# [WORK INSTRUCTIONS]
Return the records below line for line, without any change, and leave the pictures out of your answer.
# start of MATERIAL PROVIDED
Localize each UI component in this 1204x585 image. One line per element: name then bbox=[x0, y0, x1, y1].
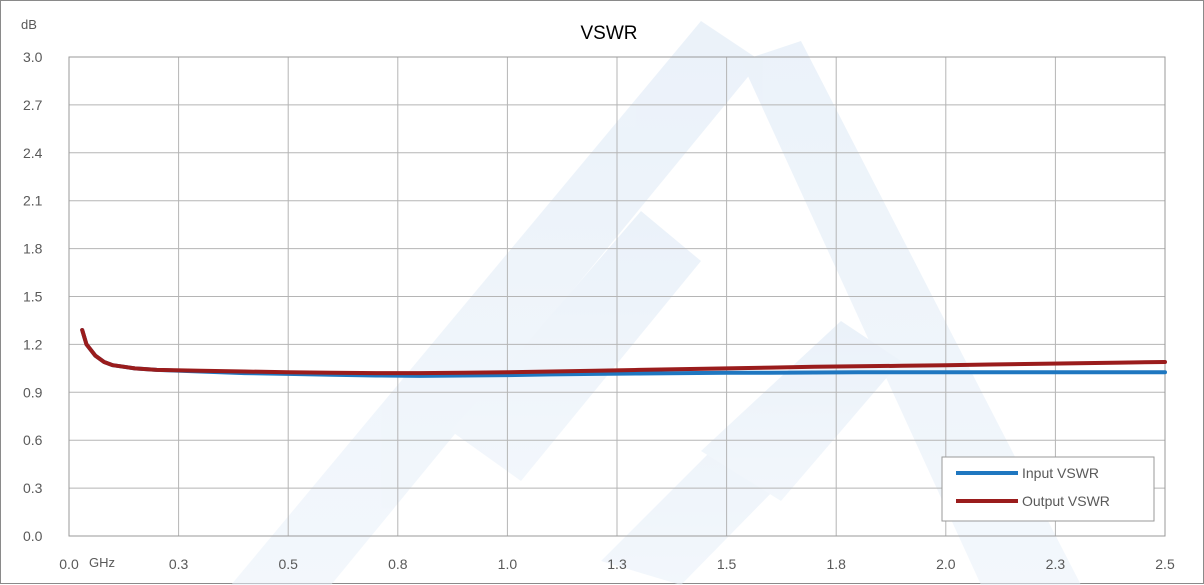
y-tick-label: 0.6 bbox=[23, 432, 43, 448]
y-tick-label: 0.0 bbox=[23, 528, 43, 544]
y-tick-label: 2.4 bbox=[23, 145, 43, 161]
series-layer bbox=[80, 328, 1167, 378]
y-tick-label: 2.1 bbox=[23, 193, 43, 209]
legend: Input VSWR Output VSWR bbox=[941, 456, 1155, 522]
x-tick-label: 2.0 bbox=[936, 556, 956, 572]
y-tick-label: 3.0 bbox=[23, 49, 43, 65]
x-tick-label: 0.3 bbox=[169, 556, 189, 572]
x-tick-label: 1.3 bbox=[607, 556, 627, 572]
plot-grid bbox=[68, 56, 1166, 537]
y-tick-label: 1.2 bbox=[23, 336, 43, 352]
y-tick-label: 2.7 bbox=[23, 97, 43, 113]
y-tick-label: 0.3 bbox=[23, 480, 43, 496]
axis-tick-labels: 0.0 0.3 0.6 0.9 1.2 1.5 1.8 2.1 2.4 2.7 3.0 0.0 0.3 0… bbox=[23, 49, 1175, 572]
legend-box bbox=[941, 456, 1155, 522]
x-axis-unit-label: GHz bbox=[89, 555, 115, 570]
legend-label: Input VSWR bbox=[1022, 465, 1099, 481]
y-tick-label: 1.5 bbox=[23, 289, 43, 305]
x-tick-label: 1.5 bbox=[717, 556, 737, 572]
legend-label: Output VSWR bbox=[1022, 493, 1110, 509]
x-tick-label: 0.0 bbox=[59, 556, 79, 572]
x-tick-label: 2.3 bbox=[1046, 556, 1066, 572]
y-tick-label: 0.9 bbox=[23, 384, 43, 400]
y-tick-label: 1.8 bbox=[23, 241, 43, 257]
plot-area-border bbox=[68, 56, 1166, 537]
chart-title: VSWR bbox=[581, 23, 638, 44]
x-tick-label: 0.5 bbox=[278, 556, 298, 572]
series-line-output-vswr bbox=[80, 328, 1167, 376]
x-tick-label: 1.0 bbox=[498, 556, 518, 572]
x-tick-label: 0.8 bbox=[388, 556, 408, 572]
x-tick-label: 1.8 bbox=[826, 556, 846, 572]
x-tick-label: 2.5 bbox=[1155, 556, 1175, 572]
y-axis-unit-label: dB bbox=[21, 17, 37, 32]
# end of MATERIAL PROVIDED
# [THE RESPONSE]
Localize each UI component in this 1204x585 image. One line per element: name then bbox=[x0, y0, x1, y1].
y-tick-label: 0.6 bbox=[23, 432, 43, 448]
y-tick-label: 0.0 bbox=[23, 528, 43, 544]
y-tick-label: 2.4 bbox=[23, 145, 43, 161]
series-layer bbox=[80, 328, 1167, 378]
y-tick-label: 2.1 bbox=[23, 193, 43, 209]
legend: Input VSWR Output VSWR bbox=[941, 456, 1155, 522]
x-tick-label: 2.0 bbox=[936, 556, 956, 572]
y-tick-label: 3.0 bbox=[23, 49, 43, 65]
x-tick-label: 0.3 bbox=[169, 556, 189, 572]
x-tick-label: 1.3 bbox=[607, 556, 627, 572]
plot-grid bbox=[68, 56, 1166, 537]
y-tick-label: 1.2 bbox=[23, 336, 43, 352]
y-tick-label: 2.7 bbox=[23, 97, 43, 113]
y-tick-label: 0.3 bbox=[23, 480, 43, 496]
axis-tick-labels: 0.0 0.3 0.6 0.9 1.2 1.5 1.8 2.1 2.4 2.7 3.0 0.0 0.3 0… bbox=[23, 49, 1175, 572]
legend-box bbox=[941, 456, 1155, 522]
x-axis-unit-label: GHz bbox=[89, 555, 115, 570]
legend-label: Input VSWR bbox=[1022, 465, 1099, 481]
y-tick-label: 1.5 bbox=[23, 289, 43, 305]
x-tick-label: 1.5 bbox=[717, 556, 737, 572]
legend-label: Output VSWR bbox=[1022, 493, 1110, 509]
x-tick-label: 0.0 bbox=[59, 556, 79, 572]
x-tick-label: 2.3 bbox=[1046, 556, 1066, 572]
y-tick-label: 0.9 bbox=[23, 384, 43, 400]
y-tick-label: 1.8 bbox=[23, 241, 43, 257]
plot-area-border bbox=[68, 56, 1166, 537]
chart-title: VSWR bbox=[581, 23, 638, 44]
x-tick-label: 0.5 bbox=[278, 556, 298, 572]
series-line-output-vswr bbox=[80, 328, 1167, 376]
x-tick-label: 1.0 bbox=[498, 556, 518, 572]
x-tick-label: 0.8 bbox=[388, 556, 408, 572]
x-tick-label: 1.8 bbox=[826, 556, 846, 572]
x-tick-label: 2.5 bbox=[1155, 556, 1175, 572]
y-axis-unit-label: dB bbox=[21, 17, 37, 32]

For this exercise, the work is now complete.